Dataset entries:
☆ ☆ ☆ ☆ ☆

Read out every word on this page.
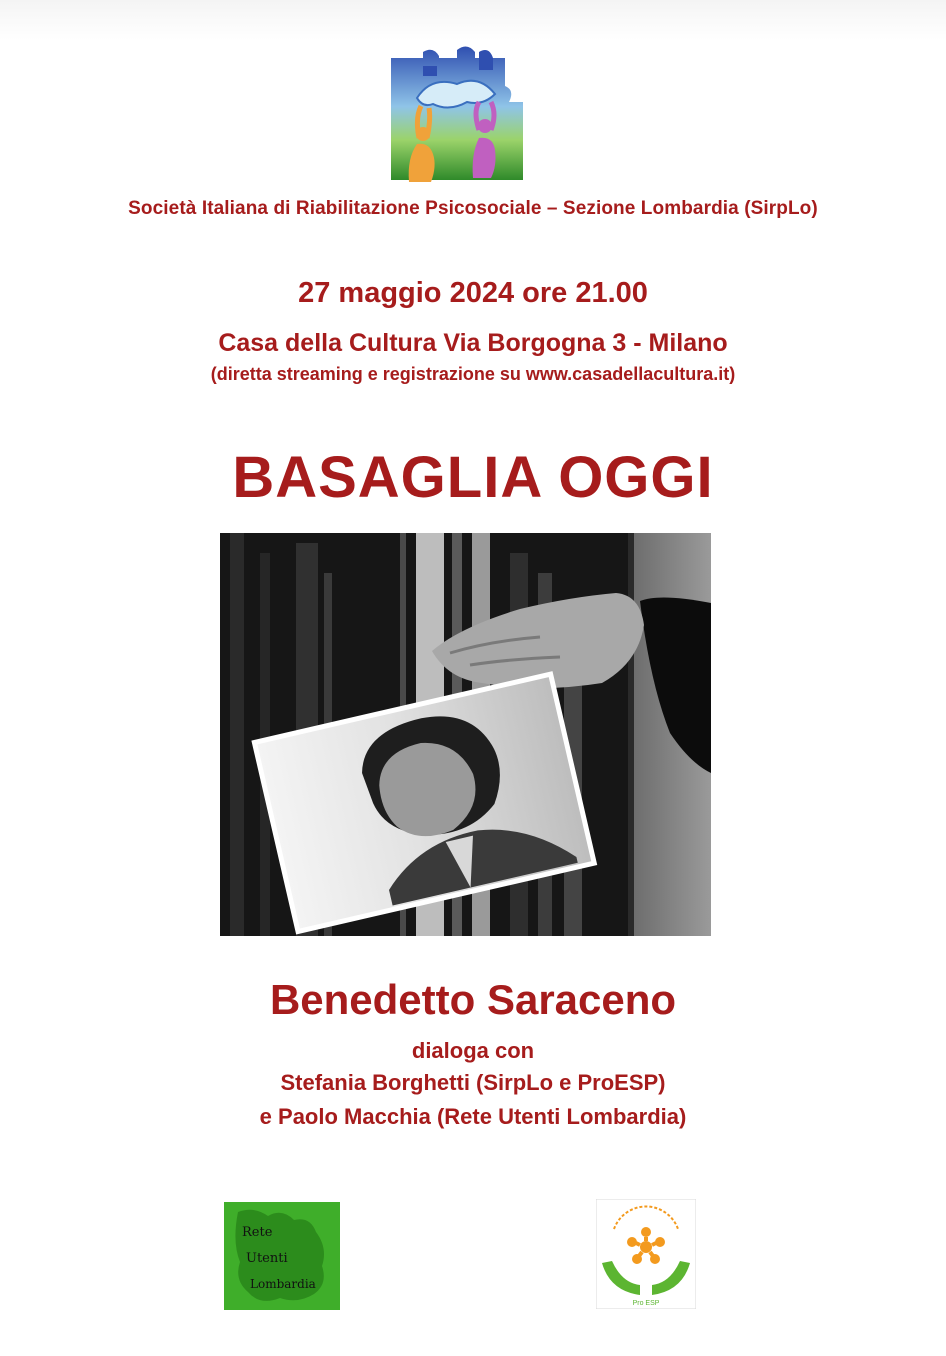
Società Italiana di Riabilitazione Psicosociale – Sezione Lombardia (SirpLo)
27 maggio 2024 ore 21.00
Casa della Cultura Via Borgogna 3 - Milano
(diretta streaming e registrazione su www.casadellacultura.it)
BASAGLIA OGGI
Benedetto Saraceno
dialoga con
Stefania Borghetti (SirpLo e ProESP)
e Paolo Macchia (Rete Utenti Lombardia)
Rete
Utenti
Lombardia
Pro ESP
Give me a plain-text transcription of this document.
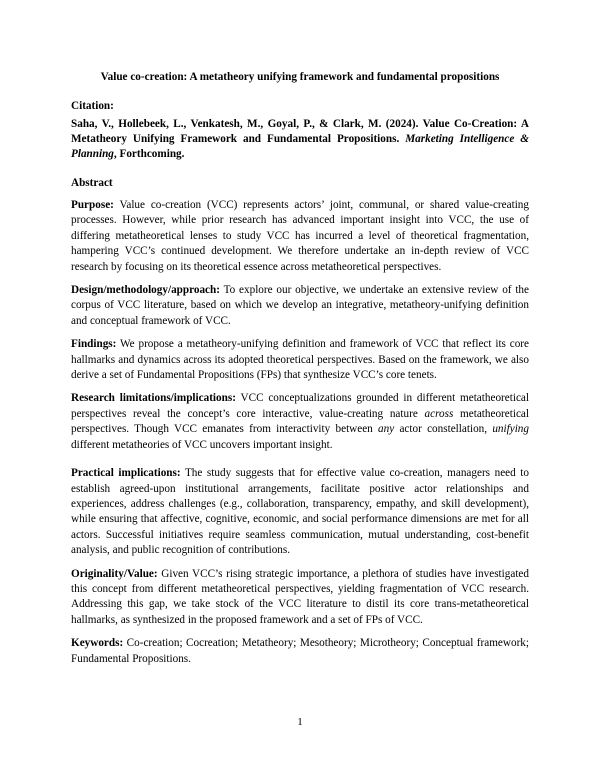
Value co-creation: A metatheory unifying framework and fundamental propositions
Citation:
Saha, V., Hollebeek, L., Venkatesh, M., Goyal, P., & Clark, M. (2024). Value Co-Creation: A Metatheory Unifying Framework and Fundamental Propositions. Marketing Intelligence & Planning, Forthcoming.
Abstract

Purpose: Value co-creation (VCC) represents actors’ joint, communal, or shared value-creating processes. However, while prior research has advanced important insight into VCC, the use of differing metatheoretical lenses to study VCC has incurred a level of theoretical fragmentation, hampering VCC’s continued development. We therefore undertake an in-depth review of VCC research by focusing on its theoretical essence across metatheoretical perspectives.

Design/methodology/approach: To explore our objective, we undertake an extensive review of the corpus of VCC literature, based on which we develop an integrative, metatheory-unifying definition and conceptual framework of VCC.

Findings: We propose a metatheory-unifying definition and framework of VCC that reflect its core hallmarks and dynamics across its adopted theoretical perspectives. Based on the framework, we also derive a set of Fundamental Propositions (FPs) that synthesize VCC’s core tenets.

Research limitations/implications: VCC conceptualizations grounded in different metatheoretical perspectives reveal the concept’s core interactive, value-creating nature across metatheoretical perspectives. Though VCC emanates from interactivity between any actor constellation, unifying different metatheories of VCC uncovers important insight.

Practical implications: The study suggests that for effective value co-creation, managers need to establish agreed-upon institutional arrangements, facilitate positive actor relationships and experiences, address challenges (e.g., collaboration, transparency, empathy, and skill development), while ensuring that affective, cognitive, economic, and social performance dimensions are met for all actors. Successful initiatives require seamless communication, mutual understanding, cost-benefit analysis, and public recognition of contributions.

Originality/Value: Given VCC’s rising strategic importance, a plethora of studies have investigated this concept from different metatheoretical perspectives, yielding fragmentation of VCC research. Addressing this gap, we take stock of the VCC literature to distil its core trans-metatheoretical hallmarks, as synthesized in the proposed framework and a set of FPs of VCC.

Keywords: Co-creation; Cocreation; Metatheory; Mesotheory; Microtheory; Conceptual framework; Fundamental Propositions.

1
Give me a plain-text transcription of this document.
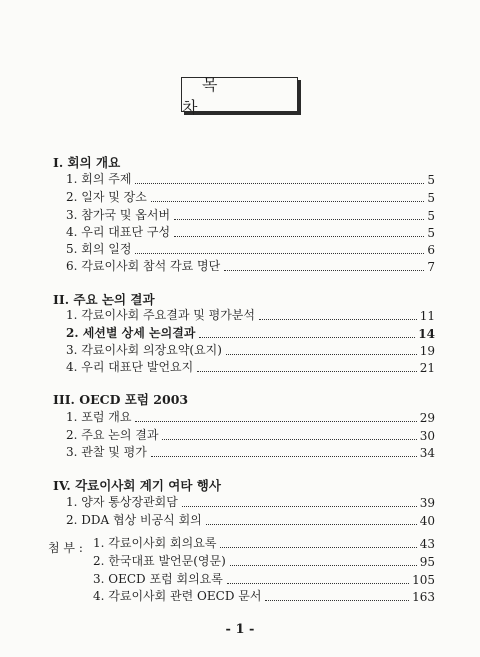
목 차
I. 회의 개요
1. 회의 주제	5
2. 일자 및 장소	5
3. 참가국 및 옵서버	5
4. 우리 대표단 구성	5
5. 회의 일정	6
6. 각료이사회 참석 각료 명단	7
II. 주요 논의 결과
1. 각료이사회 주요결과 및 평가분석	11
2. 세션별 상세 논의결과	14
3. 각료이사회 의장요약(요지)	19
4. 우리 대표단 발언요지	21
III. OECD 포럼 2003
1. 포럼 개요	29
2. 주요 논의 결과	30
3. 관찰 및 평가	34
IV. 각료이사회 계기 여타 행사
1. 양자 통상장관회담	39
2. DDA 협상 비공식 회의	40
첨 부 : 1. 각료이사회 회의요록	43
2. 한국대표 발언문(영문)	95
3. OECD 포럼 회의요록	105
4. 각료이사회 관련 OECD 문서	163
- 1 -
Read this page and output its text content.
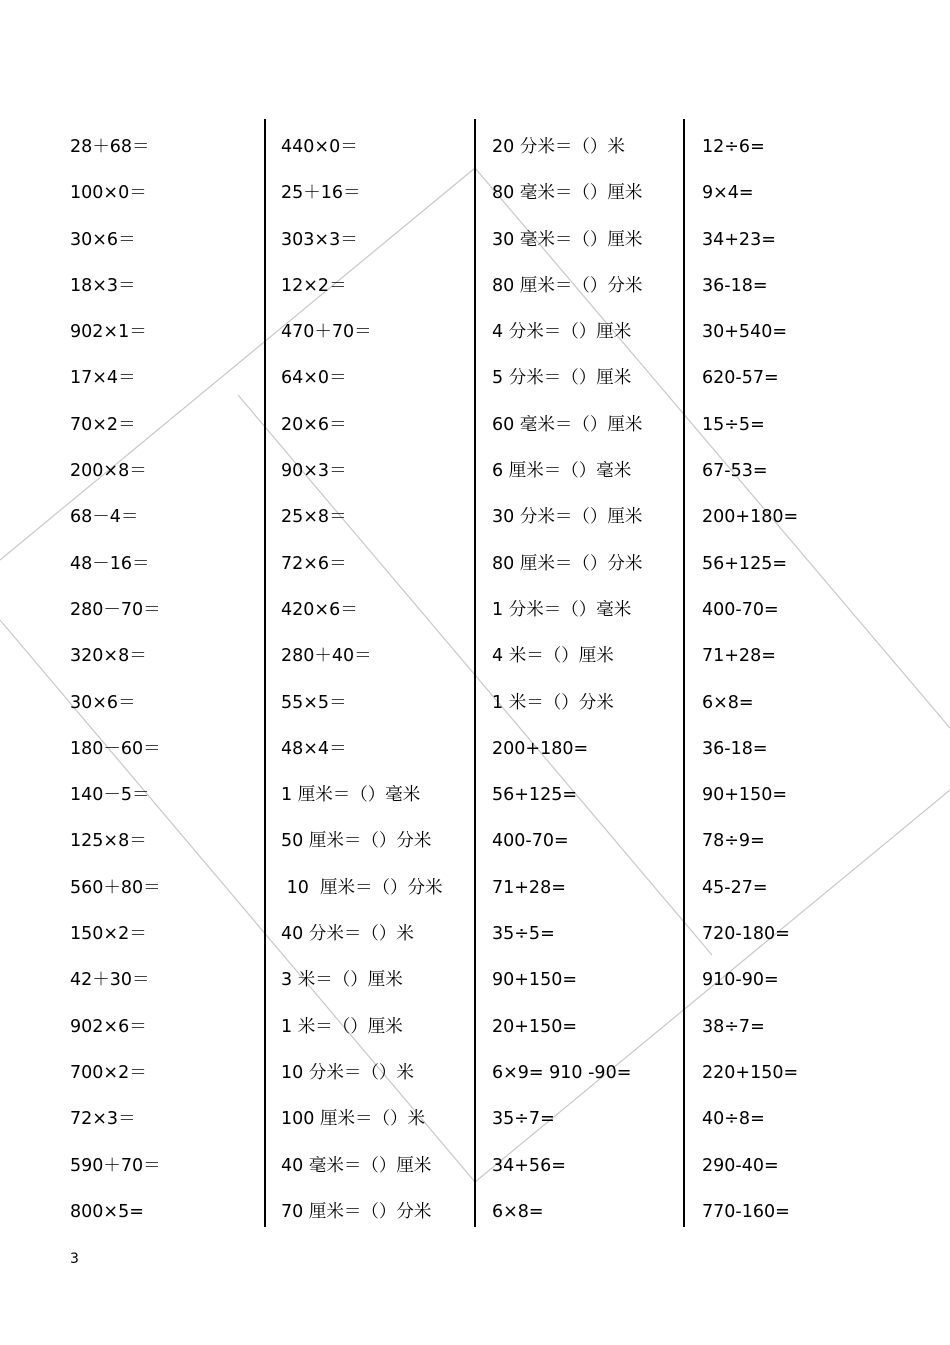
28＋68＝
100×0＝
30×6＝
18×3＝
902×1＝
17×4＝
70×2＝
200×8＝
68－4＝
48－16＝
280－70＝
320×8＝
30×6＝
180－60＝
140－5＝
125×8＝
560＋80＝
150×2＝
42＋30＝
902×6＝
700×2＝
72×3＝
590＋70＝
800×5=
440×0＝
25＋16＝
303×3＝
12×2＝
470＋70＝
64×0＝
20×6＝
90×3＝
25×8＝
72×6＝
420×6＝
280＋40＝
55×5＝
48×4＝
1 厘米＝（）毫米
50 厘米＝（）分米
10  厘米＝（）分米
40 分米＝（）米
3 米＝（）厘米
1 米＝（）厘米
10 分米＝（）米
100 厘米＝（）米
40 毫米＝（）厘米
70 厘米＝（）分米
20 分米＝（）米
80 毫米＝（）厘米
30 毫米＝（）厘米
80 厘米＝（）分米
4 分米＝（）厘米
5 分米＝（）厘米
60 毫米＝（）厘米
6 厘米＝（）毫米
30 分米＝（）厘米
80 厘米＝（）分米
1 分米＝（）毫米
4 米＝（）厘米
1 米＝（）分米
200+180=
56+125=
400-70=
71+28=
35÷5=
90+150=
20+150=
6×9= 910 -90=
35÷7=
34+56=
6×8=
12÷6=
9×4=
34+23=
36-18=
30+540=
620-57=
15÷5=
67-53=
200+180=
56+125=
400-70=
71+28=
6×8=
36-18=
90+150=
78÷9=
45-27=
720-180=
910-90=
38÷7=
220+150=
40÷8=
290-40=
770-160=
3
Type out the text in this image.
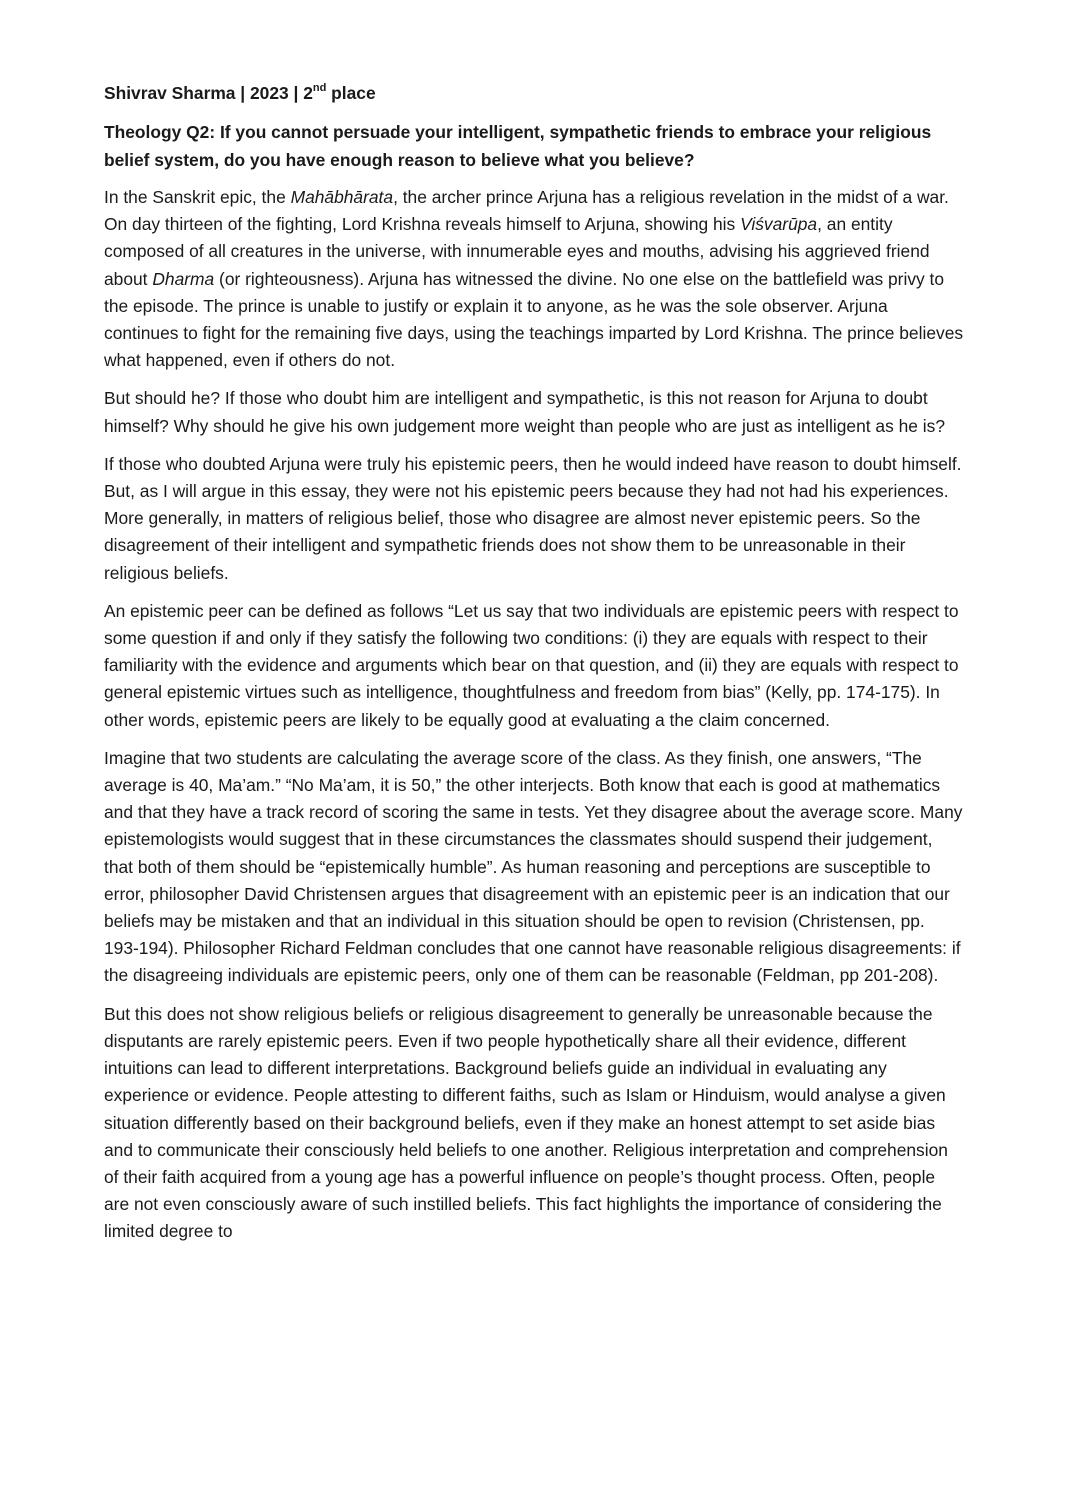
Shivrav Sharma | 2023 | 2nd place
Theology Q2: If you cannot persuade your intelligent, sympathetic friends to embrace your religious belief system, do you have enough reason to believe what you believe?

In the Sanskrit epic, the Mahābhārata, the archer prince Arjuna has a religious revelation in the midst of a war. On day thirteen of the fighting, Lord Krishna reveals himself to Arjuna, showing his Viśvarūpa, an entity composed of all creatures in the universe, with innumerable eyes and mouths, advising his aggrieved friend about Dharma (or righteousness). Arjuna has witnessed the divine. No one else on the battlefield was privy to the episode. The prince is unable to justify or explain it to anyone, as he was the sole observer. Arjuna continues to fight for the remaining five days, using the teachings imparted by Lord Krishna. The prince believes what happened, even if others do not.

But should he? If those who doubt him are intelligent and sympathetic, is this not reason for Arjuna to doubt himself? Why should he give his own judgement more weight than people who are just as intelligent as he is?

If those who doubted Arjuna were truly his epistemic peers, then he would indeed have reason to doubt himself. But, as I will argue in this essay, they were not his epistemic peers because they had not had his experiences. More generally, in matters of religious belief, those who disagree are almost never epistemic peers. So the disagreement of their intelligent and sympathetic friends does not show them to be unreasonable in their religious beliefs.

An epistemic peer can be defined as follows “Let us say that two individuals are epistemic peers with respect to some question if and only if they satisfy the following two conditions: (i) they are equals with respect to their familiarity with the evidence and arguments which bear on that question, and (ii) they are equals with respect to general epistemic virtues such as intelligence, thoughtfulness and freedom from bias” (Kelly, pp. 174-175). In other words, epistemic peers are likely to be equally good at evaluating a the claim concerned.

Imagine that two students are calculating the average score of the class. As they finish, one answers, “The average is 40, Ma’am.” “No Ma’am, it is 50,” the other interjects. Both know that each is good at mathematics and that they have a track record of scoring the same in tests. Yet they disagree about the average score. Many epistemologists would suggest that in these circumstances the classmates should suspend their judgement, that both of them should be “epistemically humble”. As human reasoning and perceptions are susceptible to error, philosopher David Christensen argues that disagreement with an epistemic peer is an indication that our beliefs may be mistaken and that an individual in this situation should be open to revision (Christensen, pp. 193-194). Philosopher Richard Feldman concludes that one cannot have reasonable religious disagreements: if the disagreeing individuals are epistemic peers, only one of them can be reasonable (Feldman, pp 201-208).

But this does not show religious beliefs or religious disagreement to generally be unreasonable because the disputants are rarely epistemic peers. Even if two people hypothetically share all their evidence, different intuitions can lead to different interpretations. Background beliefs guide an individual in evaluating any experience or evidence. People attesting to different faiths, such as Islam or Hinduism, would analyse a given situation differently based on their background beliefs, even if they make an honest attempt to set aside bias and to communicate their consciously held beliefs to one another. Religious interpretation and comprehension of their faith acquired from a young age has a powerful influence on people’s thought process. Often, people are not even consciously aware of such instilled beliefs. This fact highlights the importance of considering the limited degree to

☆ ☆ ☆ ☆ ☆

Exercise task: Pull out every line containing "doubt".

Task output:
But should he? If those who doubt him are intelligent and sympathetic, is this not reason for Arjuna to doubt himself? Why should he give his own judgement more weight than people who are just as intelligent as he is?
If those who doubted Arjuna were truly his epistemic peers, then he would indeed have reason to doubt himself. But, as I will argue in this essay, they were not his epistemic peers because they had not had his experiences. More generally, in matters of religious belief, those who disagree are almost never epistemic peers. So the disagreement of their intelligent and sympathetic friends does not show them to be unreasonable in their religious beliefs.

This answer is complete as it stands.